(Data items)
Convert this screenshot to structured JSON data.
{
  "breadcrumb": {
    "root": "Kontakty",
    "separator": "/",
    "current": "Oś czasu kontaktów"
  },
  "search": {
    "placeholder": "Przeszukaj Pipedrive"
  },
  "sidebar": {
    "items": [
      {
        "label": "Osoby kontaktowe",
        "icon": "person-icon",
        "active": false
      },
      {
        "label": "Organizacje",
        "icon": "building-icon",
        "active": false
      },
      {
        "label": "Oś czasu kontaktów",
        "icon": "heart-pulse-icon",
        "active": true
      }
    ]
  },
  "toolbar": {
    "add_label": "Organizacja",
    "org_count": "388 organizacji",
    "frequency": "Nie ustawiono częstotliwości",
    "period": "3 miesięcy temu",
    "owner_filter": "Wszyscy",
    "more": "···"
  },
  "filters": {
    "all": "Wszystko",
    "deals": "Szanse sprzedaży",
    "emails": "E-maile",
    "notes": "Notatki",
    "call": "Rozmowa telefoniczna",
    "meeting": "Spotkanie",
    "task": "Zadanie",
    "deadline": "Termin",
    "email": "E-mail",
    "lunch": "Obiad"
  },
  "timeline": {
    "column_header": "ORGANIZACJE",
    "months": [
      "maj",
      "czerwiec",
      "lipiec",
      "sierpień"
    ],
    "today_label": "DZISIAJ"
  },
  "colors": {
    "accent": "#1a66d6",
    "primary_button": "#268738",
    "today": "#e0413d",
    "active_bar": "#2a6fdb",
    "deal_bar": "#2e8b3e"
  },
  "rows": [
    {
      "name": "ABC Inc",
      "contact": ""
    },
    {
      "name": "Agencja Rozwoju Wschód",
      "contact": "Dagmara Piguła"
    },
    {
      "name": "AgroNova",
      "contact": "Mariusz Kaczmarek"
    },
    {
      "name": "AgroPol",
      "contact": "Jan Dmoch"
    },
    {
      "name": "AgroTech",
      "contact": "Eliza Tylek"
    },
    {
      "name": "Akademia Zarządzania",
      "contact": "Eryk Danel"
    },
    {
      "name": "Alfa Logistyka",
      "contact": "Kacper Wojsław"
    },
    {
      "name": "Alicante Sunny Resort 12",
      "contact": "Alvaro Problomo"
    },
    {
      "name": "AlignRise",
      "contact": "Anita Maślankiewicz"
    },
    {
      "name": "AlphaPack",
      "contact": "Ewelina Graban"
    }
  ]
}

Stated task
Of the lines in this listing, report how many contain the string "icon", and give the number only.

Result for this task
3